Start Data extract

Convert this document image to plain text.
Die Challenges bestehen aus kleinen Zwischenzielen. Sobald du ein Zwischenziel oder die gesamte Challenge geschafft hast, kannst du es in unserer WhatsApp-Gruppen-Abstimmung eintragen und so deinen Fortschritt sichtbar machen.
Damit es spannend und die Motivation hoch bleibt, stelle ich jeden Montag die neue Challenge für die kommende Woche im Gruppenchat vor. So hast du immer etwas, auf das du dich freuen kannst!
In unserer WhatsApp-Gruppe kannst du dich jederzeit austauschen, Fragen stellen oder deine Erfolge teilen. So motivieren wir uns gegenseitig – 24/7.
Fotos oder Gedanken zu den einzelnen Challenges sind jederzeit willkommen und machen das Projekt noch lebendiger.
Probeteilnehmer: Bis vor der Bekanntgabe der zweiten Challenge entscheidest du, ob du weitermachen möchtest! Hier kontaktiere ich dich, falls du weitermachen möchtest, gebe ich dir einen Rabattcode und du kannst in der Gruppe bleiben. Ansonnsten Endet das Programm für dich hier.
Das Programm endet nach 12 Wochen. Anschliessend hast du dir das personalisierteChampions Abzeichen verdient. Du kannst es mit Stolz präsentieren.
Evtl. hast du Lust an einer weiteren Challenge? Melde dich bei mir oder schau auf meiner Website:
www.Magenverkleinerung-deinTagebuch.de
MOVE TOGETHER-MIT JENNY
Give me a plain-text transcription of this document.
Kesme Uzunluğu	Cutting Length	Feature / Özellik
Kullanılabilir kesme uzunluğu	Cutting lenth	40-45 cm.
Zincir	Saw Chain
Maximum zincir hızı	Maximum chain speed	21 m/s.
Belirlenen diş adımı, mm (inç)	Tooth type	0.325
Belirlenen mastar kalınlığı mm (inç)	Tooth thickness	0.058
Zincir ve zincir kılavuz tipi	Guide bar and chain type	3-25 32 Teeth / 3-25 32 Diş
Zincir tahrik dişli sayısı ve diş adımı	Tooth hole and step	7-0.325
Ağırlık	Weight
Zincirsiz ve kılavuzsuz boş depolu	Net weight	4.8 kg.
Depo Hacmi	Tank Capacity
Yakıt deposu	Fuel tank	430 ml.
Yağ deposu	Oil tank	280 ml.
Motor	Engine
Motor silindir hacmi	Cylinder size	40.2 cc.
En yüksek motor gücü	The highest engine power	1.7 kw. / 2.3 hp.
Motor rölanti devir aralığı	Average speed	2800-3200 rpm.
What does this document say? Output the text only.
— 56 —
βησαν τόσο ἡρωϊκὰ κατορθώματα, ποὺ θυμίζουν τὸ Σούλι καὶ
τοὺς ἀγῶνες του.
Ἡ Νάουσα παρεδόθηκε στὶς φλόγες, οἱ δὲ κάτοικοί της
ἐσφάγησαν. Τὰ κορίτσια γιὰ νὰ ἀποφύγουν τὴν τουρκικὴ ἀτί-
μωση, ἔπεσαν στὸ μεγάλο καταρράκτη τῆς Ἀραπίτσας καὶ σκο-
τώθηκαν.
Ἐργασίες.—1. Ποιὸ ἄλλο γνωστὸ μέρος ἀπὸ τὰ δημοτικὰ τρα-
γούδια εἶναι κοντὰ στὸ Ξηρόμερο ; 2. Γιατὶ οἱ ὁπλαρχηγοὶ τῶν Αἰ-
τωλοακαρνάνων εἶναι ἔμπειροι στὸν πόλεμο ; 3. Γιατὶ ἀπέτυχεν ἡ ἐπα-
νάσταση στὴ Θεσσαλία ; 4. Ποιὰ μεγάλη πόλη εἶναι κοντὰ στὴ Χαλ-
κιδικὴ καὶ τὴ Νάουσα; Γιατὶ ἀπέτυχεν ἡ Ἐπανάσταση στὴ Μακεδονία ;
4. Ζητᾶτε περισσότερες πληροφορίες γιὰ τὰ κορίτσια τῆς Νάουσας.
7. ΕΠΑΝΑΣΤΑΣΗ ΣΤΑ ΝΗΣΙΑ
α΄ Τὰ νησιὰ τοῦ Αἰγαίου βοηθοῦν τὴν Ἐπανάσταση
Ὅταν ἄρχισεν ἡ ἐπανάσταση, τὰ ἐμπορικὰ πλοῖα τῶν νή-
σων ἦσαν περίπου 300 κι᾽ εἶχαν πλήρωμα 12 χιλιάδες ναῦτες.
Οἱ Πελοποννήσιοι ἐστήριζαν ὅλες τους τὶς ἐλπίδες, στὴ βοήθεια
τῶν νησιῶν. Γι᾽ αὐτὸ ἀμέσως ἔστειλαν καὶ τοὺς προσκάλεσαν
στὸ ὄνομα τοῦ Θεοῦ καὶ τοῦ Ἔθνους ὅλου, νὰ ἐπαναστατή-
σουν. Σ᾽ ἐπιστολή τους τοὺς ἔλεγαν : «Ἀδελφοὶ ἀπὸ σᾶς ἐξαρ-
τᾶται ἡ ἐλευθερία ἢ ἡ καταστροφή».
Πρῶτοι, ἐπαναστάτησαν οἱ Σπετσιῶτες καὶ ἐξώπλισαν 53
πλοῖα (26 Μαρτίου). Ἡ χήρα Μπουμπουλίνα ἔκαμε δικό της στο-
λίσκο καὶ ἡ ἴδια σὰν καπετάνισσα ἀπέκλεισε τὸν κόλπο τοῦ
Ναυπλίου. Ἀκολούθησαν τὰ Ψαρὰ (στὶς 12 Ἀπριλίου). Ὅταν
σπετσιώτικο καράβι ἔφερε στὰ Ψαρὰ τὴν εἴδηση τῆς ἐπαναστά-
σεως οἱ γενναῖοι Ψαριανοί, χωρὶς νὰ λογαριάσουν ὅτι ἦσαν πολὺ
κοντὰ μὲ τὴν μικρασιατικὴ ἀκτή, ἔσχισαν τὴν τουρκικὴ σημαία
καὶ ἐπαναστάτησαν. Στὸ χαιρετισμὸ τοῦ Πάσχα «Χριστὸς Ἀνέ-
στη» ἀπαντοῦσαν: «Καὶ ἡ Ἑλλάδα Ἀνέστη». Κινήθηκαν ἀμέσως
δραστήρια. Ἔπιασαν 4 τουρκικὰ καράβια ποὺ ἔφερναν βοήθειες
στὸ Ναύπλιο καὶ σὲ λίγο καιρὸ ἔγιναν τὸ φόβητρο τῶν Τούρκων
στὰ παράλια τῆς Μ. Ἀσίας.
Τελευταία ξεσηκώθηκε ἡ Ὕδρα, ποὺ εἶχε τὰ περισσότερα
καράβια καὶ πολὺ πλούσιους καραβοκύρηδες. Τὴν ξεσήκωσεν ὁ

End Data extract

▶ [Given problem]:
Repeat the listing above without any change.

▶ [Written response]:
Convert this document image to plain text.
Die Challenges bestehen aus kleinen Zwischenzielen. Sobald du ein Zwischenziel oder die gesamte Challenge geschafft hast, kannst du es in unserer WhatsApp-Gruppen-Abstimmung eintragen und so deinen Fortschritt sichtbar machen.
Damit es spannend und die Motivation hoch bleibt, stelle ich jeden Montag die neue Challenge für die kommende Woche im Gruppenchat vor. So hast du immer etwas, auf das du dich freuen kannst!
In unserer WhatsApp-Gruppe kannst du dich jederzeit austauschen, Fragen stellen oder deine Erfolge teilen. So motivieren wir uns gegenseitig – 24/7.
Fotos oder Gedanken zu den einzelnen Challenges sind jederzeit willkommen und machen das Projekt noch lebendiger.
Probeteilnehmer: Bis vor der Bekanntgabe der zweiten Challenge entscheidest du, ob du weitermachen möchtest! Hier kontaktiere ich dich, falls du weitermachen möchtest, gebe ich dir einen Rabattcode und du kannst in der Gruppe bleiben. Ansonnsten Endet das Programm für dich hier.
Das Programm endet nach 12 Wochen. Anschliessend hast du dir das personalisierteChampions Abzeichen verdient. Du kannst es mit Stolz präsentieren.
Evtl. hast du Lust an einer weiteren Challenge? Melde dich bei mir oder schau auf meiner Website:
www.Magenverkleinerung-deinTagebuch.de
MOVE TOGETHER-MIT JENNY
Give me a plain-text transcription of this document.
Kesme Uzunluğu	Cutting Length	Feature / Özellik
Kullanılabilir kesme uzunluğu	Cutting lenth	40-45 cm.
Zincir	Saw Chain
Maximum zincir hızı	Maximum chain speed	21 m/s.
Belirlenen diş adımı, mm (inç)	Tooth type	0.325
Belirlenen mastar kalınlığı mm (inç)	Tooth thickness	0.058
Zincir ve zincir kılavuz tipi	Guide bar and chain type	3-25 32 Teeth / 3-25 32 Diş
Zincir tahrik dişli sayısı ve diş adımı	Tooth hole and step	7-0.325
Ağırlık	Weight
Zincirsiz ve kılavuzsuz boş depolu	Net weight	4.8 kg.
Depo Hacmi	Tank Capacity
Yakıt deposu	Fuel tank	430 ml.
Yağ deposu	Oil tank	280 ml.
Motor	Engine
Motor silindir hacmi	Cylinder size	40.2 cc.
En yüksek motor gücü	The highest engine power	1.7 kw. / 2.3 hp.
Motor rölanti devir aralığı	Average speed	2800-3200 rpm.
What does this document say? Output the text only.
— 56 —
βησαν τόσο ἡρωϊκὰ κατορθώματα, ποὺ θυμίζουν τὸ Σούλι καὶ
τοὺς ἀγῶνες του.
Ἡ Νάουσα παρεδόθηκε στὶς φλόγες, οἱ δὲ κάτοικοί της
ἐσφάγησαν. Τὰ κορίτσια γιὰ νὰ ἀποφύγουν τὴν τουρκικὴ ἀτί-
μωση, ἔπεσαν στὸ μεγάλο καταρράκτη τῆς Ἀραπίτσας καὶ σκο-
τώθηκαν.
Ἐργασίες.—1. Ποιὸ ἄλλο γνωστὸ μέρος ἀπὸ τὰ δημοτικὰ τρα-
γούδια εἶναι κοντὰ στὸ Ξηρόμερο ; 2. Γιατὶ οἱ ὁπλαρχηγοὶ τῶν Αἰ-
τωλοακαρνάνων εἶναι ἔμπειροι στὸν πόλεμο ; 3. Γιατὶ ἀπέτυχεν ἡ ἐπα-
νάσταση στὴ Θεσσαλία ; 4. Ποιὰ μεγάλη πόλη εἶναι κοντὰ στὴ Χαλ-
κιδικὴ καὶ τὴ Νάουσα; Γιατὶ ἀπέτυχεν ἡ Ἐπανάσταση στὴ Μακεδονία ;
4. Ζητᾶτε περισσότερες πληροφορίες γιὰ τὰ κορίτσια τῆς Νάουσας.
7. ΕΠΑΝΑΣΤΑΣΗ ΣΤΑ ΝΗΣΙΑ
α΄ Τὰ νησιὰ τοῦ Αἰγαίου βοηθοῦν τὴν Ἐπανάσταση
Ὅταν ἄρχισεν ἡ ἐπανάσταση, τὰ ἐμπορικὰ πλοῖα τῶν νή-
σων ἦσαν περίπου 300 κι᾽ εἶχαν πλήρωμα 12 χιλιάδες ναῦτες.
Οἱ Πελοποννήσιοι ἐστήριζαν ὅλες τους τὶς ἐλπίδες, στὴ βοήθεια
τῶν νησιῶν. Γι᾽ αὐτὸ ἀμέσως ἔστειλαν καὶ τοὺς προσκάλεσαν
στὸ ὄνομα τοῦ Θεοῦ καὶ τοῦ Ἔθνους ὅλου, νὰ ἐπαναστατή-
σουν. Σ᾽ ἐπιστολή τους τοὺς ἔλεγαν : «Ἀδελφοὶ ἀπὸ σᾶς ἐξαρ-
τᾶται ἡ ἐλευθερία ἢ ἡ καταστροφή».
Πρῶτοι, ἐπαναστάτησαν οἱ Σπετσιῶτες καὶ ἐξώπλισαν 53
πλοῖα (26 Μαρτίου). Ἡ χήρα Μπουμπουλίνα ἔκαμε δικό της στο-
λίσκο καὶ ἡ ἴδια σὰν καπετάνισσα ἀπέκλεισε τὸν κόλπο τοῦ
Ναυπλίου. Ἀκολούθησαν τὰ Ψαρὰ (στὶς 12 Ἀπριλίου). Ὅταν
σπετσιώτικο καράβι ἔφερε στὰ Ψαρὰ τὴν εἴδηση τῆς ἐπαναστά-
σεως οἱ γενναῖοι Ψαριανοί, χωρὶς νὰ λογαριάσουν ὅτι ἦσαν πολὺ
κοντὰ μὲ τὴν μικρασιατικὴ ἀκτή, ἔσχισαν τὴν τουρκικὴ σημαία
καὶ ἐπαναστάτησαν. Στὸ χαιρετισμὸ τοῦ Πάσχα «Χριστὸς Ἀνέ-
στη» ἀπαντοῦσαν: «Καὶ ἡ Ἑλλάδα Ἀνέστη». Κινήθηκαν ἀμέσως
δραστήρια. Ἔπιασαν 4 τουρκικὰ καράβια ποὺ ἔφερναν βοήθειες
στὸ Ναύπλιο καὶ σὲ λίγο καιρὸ ἔγιναν τὸ φόβητρο τῶν Τούρκων
στὰ παράλια τῆς Μ. Ἀσίας.
Τελευταία ξεσηκώθηκε ἡ Ὕδρα, ποὺ εἶχε τὰ περισσότερα
καράβια καὶ πολὺ πλούσιους καραβοκύρηδες. Τὴν ξεσήκωσεν ὁ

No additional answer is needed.